§ Exercise directions:
Search the data for the word "JSON" and copy every line that contains it.

§ Input rows:
+ + + + + + +
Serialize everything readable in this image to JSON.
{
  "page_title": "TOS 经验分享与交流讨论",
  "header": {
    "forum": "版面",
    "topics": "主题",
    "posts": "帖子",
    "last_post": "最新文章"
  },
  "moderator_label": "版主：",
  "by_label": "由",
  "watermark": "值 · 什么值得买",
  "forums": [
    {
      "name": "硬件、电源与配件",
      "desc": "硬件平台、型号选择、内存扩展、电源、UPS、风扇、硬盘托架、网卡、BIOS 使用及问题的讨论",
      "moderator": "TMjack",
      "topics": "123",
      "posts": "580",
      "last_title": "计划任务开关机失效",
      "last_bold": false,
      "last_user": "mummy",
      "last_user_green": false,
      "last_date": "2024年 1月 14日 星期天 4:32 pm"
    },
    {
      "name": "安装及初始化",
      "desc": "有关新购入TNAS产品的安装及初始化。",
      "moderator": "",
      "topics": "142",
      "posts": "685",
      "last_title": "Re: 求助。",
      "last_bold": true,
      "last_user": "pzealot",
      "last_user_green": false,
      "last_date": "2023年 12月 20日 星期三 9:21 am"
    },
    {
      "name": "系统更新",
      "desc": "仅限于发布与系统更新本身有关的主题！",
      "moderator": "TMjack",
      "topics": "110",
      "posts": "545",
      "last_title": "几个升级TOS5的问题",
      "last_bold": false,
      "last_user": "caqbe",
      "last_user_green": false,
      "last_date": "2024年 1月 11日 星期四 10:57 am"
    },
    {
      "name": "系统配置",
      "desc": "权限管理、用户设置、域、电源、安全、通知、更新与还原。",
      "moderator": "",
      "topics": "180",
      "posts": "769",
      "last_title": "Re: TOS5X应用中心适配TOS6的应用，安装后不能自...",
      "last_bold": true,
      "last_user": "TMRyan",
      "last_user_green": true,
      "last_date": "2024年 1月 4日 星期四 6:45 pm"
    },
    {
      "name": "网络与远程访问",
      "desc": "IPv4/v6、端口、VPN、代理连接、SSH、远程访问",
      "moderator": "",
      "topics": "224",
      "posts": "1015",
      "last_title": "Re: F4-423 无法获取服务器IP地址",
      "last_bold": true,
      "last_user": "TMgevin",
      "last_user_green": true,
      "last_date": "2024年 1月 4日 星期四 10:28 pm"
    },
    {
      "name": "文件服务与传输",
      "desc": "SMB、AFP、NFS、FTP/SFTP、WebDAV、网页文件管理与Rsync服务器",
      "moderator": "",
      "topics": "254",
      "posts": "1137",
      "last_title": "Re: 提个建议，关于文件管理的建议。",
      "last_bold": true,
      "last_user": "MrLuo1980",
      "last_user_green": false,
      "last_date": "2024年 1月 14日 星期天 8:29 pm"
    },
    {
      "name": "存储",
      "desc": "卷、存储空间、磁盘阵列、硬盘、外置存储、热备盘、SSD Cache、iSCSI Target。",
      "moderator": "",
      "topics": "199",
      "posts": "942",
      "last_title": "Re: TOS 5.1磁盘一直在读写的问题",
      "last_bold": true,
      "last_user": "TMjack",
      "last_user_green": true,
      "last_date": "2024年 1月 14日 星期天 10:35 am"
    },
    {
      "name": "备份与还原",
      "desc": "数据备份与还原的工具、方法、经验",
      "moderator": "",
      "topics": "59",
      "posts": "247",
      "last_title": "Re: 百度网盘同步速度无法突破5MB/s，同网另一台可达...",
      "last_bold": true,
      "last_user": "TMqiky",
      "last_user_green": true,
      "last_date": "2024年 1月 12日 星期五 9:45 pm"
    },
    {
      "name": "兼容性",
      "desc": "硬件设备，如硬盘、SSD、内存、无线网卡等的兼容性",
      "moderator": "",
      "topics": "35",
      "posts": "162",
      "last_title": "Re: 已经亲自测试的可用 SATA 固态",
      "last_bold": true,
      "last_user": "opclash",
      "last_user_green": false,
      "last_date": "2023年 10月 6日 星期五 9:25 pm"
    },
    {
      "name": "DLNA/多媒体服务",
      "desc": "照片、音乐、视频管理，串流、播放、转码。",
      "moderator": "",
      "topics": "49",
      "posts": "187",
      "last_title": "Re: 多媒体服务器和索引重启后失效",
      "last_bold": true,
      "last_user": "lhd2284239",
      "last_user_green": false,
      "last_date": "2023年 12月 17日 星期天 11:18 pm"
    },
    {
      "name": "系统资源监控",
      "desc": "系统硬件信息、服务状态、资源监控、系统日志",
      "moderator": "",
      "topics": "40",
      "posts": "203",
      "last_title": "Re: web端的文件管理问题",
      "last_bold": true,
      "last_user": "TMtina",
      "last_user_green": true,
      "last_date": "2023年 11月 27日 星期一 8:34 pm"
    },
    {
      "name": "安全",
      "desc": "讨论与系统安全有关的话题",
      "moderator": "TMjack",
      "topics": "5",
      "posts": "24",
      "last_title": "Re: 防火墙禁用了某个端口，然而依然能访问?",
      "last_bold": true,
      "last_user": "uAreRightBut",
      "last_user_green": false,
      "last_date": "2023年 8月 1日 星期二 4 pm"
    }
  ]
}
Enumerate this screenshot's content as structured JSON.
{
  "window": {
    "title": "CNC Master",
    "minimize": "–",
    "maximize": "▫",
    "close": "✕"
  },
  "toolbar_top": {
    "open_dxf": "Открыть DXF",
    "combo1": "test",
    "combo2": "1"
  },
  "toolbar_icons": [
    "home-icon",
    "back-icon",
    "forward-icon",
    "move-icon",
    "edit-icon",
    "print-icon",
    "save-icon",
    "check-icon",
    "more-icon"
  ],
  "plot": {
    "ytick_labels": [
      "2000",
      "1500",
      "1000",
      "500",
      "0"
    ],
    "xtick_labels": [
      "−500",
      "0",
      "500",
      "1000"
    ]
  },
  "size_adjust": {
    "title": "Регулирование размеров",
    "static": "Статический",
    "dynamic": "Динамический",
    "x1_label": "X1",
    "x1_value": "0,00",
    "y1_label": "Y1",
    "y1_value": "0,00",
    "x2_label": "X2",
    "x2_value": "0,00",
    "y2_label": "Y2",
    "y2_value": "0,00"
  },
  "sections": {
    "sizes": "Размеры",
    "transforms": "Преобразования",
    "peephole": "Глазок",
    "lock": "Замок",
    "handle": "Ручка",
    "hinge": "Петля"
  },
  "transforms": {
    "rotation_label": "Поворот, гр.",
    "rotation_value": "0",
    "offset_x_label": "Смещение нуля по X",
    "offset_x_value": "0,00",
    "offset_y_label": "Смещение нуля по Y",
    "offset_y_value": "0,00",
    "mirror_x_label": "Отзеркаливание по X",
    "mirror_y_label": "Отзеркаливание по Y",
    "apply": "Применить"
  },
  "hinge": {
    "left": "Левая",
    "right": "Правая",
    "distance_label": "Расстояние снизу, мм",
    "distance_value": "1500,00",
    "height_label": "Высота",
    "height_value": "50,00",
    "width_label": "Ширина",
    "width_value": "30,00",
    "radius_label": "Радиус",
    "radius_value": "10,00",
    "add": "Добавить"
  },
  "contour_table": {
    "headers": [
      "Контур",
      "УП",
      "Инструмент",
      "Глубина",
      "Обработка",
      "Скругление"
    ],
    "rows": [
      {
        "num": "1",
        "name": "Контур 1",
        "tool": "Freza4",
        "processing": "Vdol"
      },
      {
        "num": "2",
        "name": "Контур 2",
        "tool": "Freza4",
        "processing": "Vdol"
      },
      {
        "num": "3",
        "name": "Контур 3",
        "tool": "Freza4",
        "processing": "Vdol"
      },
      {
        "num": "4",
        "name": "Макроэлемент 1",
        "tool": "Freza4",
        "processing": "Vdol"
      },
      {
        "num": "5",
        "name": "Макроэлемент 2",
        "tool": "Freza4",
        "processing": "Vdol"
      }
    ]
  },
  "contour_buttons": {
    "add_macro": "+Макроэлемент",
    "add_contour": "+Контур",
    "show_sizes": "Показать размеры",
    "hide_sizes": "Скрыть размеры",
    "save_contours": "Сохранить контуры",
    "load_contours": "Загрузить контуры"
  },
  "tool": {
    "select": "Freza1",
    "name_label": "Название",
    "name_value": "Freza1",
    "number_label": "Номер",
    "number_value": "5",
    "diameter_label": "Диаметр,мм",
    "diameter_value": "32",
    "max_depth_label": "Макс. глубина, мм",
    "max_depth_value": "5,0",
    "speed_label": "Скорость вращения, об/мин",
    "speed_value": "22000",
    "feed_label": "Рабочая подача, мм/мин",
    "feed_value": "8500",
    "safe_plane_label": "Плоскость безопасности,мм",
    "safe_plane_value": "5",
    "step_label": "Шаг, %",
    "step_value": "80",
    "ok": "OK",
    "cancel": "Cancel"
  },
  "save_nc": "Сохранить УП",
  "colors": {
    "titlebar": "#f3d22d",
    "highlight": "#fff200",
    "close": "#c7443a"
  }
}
+ + + + + + +
§ Task output:
Serialize everything readable in this image to JSON.
Enumerate this screenshot's content as structured JSON.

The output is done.